TASK DESCRIPTION:
Examine each line of the data. Copy those that contain the string "Variación".

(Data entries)
— BEGIN —

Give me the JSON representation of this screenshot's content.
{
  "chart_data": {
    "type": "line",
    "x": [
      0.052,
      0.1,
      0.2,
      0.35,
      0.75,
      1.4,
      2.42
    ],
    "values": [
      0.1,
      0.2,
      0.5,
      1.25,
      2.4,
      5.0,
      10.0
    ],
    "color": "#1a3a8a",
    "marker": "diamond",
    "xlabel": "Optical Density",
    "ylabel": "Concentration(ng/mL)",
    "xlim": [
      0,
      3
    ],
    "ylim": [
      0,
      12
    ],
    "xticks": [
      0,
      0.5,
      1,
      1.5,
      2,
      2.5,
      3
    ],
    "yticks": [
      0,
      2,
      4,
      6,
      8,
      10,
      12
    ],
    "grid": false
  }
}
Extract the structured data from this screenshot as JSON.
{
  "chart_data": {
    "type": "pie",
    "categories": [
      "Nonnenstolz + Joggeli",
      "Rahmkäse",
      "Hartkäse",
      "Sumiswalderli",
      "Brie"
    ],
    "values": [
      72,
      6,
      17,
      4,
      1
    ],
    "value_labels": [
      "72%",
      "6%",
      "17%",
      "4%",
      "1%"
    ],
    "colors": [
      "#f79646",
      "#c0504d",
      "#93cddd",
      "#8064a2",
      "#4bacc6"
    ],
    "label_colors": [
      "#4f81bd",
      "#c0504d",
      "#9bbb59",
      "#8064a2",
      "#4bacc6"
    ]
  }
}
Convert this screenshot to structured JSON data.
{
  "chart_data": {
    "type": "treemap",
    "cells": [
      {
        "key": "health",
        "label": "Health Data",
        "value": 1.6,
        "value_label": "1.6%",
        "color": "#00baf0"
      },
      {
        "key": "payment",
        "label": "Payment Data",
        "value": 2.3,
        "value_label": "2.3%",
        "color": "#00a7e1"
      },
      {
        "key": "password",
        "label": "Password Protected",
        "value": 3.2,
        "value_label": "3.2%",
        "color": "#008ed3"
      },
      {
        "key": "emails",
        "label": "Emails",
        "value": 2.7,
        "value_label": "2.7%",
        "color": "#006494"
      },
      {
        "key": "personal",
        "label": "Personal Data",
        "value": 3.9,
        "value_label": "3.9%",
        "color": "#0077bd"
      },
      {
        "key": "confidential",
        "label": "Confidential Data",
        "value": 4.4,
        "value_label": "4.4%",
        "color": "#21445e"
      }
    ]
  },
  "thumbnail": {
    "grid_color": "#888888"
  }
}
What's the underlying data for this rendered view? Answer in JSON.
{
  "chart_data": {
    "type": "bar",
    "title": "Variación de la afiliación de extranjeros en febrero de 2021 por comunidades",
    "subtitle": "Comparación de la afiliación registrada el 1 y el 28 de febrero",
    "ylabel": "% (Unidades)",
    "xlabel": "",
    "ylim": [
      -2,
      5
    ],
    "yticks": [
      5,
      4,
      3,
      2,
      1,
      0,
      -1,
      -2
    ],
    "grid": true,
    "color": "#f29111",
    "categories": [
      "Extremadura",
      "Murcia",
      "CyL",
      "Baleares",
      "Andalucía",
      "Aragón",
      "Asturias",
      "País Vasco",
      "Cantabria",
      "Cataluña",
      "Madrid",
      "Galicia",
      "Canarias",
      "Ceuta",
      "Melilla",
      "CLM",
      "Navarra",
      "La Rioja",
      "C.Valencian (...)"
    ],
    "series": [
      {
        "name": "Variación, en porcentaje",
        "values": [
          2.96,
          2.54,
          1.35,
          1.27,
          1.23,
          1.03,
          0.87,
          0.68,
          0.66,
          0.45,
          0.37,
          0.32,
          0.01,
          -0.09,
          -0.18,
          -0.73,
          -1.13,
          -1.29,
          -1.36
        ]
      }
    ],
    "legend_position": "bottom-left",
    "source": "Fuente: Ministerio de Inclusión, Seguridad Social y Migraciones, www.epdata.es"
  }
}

— END —
— BEGIN —

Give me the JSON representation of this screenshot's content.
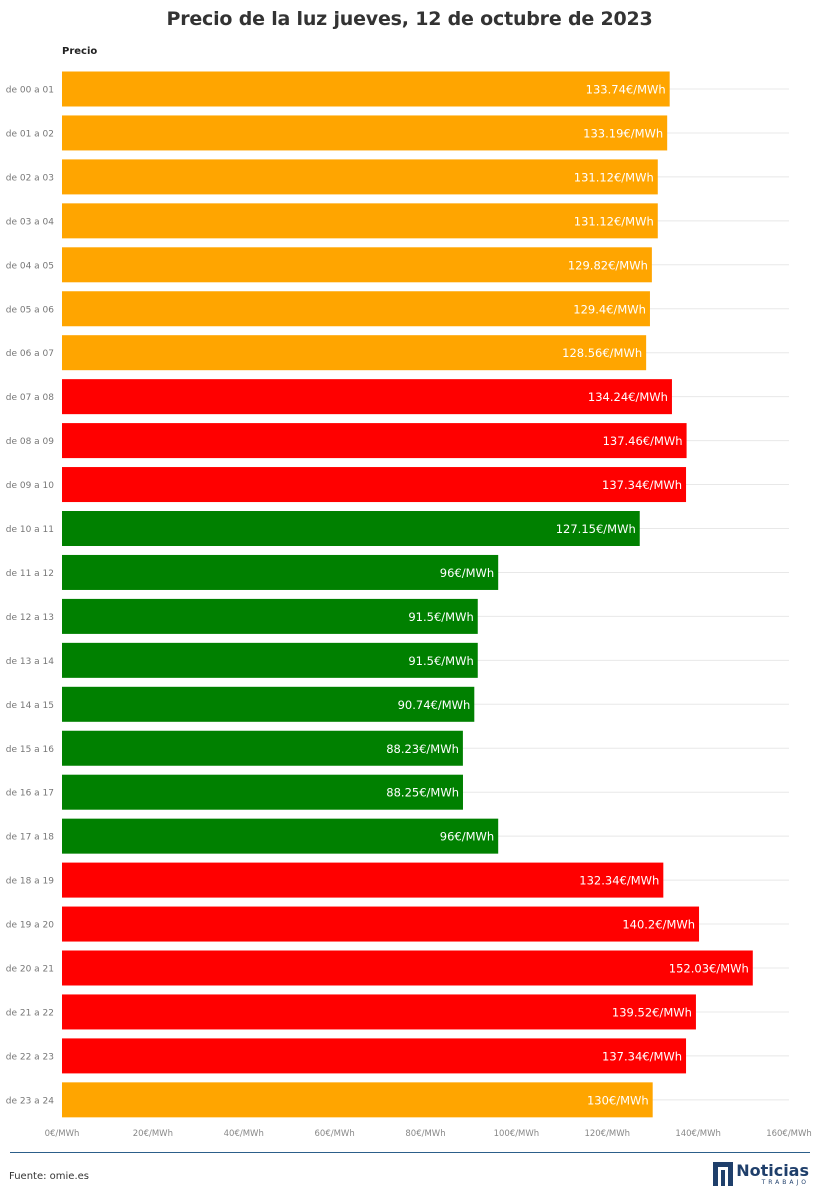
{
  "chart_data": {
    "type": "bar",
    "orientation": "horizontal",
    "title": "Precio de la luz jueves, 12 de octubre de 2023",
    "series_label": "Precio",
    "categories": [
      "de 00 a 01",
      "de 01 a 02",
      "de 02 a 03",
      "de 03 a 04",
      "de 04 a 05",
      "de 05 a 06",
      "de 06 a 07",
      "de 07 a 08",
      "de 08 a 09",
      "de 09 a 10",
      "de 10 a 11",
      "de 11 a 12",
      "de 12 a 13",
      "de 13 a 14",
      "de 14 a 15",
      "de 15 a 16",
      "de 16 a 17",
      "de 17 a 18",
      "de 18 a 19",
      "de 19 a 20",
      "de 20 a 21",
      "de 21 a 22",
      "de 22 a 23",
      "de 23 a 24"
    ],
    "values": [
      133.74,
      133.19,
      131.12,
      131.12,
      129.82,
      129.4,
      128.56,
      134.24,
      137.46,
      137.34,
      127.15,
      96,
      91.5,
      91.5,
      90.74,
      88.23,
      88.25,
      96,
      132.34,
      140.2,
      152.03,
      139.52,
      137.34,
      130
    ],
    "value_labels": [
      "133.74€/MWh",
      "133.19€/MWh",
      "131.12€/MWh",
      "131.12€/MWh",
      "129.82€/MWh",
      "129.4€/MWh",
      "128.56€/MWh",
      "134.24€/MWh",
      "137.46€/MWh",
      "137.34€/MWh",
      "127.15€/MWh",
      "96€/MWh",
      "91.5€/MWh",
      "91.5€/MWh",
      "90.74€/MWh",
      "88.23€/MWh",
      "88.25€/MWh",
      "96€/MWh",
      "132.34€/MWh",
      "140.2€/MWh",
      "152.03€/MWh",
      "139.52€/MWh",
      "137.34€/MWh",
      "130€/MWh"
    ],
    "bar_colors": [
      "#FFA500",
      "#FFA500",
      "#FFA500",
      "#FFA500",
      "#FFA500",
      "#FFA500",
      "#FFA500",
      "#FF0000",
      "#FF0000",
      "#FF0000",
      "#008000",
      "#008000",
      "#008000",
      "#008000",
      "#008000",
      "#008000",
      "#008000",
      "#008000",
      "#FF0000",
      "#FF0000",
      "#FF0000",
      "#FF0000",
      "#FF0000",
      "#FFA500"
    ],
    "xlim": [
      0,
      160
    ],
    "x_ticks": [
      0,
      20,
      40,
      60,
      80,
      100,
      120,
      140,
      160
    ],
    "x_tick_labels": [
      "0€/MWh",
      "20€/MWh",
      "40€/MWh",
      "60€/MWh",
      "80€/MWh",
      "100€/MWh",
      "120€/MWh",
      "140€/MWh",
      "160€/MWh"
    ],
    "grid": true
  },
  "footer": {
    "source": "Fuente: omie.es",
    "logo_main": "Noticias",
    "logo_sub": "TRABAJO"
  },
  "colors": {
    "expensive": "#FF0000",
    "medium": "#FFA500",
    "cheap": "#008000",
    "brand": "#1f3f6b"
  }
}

— END —

EXERCISE OUTPUT:
    "title": "Variación de la afiliación de extranjeros en febrero de 2021 por comunidades",
        "name": "Variación, en porcentaje",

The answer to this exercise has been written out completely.